* **ACTIVITÉ A**
Citez l'extrait de page depuis « 20. — M. Bret » jusqu'à « le même avantage. » inclus.
* **ACTIVITÉ B**
D'après l'extrait de page, quelles pièces du recueil de M. Bret sont restées au théâtre ?

20. — M. Bret vient de recueillir ses Œuvres de Théâtre en un volume, dédié à S. A. S. M. le prince de Condé. Cette collection renferme l’École amoureuse, la Double extravagance, le Jaloux, l’Entêtement, l’Orphelin ou le Faux Généreux. Les deux premières pièces ont eu du succès et sont restées au théâtre, les trois autres n’ont pas eu le même avantage.

En général, M. Bret a du sens, de la raison, des connaissances ; il possède le ton de la bonne comédie, l’entente des scènes, la variété des caractères ; mais ses défauts sont un manque d’énergie dans ces mêmes caractères, du romanesque dans les ressorts, trop de sagesse, qui dégénère quelquefois en froideur.

24. — L’Académie des Sciences s’étant employée pour faire avoir à M. d’Alembert la place vacante par la mort de M. Clairaut[3], le ministre a répondu aux députés de cette Compagnie que Sa Majesté était trop mécontente des derniers ouvrages de M. d’Alembert pour lui accorder aucune grâce. On croit que ce discours tombe sur le livre concernant la destruction des Jésuites[4].

28. — Les Comédiens Italiens ont donné aujourd’hui une représentation extraordinaire du Roi et le Fermier, avec le Sorcier et deux ballets de Pitrot. Le produit de cette représentation a été destiné à Philidor, musicien connu par ses talens, mais que des malheurs domestiques ont réduit à la nécessité d’accepter ce bienfait de la part des Comédiens, pour lesquels il travaille depuis plusieurs années avec succès.

* **ENREGISTREMENTS DE DONNÉES**
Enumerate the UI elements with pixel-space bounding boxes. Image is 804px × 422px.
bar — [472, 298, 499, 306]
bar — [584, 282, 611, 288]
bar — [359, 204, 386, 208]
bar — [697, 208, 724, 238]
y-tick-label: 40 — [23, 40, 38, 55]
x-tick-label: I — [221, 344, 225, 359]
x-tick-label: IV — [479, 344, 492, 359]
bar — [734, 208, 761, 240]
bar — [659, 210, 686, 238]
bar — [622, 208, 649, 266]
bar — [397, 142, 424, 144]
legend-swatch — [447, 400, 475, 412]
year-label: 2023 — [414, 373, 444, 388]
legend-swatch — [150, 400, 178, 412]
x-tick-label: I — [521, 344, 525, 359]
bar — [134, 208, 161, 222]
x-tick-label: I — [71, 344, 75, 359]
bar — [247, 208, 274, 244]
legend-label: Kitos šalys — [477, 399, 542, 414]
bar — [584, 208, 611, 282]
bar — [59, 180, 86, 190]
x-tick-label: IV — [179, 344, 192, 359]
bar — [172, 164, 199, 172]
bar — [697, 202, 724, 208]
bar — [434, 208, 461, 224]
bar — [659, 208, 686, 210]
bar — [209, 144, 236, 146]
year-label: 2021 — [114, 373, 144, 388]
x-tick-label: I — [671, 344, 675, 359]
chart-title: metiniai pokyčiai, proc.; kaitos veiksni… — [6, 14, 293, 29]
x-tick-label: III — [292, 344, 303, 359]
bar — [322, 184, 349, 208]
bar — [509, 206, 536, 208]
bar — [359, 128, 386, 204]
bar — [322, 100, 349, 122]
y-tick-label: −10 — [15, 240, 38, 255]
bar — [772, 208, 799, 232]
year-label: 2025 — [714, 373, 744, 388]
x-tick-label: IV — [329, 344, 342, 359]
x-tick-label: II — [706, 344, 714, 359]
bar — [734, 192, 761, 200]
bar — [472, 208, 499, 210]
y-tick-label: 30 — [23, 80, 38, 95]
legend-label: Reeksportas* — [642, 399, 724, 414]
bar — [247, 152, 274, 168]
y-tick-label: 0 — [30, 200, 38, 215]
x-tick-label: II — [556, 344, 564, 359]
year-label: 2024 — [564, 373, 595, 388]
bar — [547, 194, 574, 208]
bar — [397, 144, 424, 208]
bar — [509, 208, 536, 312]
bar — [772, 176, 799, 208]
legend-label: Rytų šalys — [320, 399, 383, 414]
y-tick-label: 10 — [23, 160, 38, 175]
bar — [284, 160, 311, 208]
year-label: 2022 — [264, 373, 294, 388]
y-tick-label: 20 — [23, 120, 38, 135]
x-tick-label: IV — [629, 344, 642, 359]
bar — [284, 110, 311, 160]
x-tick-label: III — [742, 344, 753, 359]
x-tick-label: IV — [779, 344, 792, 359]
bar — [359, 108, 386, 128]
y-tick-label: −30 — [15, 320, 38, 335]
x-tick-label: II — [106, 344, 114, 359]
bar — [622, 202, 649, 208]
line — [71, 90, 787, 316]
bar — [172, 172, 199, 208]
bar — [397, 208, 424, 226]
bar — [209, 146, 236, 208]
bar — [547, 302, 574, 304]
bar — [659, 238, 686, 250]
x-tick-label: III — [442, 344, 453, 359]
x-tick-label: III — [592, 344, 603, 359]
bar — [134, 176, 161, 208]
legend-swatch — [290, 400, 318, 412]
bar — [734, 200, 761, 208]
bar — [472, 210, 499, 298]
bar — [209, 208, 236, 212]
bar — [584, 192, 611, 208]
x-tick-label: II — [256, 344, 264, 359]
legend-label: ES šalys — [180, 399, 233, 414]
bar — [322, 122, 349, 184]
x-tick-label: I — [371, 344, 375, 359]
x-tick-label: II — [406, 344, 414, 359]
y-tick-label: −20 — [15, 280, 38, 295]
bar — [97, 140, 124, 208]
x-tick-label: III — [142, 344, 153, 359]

* **RÉSULTAT DE L'ACTIVITÉ A**
20. — M. Bret vient de recueillir ses Œuvres de Théâtre en un volume, dédié à S. A. S. M. le prince de Condé. Cette collection renferme l’École amoureuse, la Double extravagance, le Jaloux, l’Entêtement, l’Orphelin ou le Faux Généreux. Les deux premières pièces ont eu du succès et sont restées au théâtre, les trois autres n’ont pas eu le même avantage.

* **RÉSULTAT DE L'ACTIVITÉ B**
L'École amoureuse et la Double extravagance.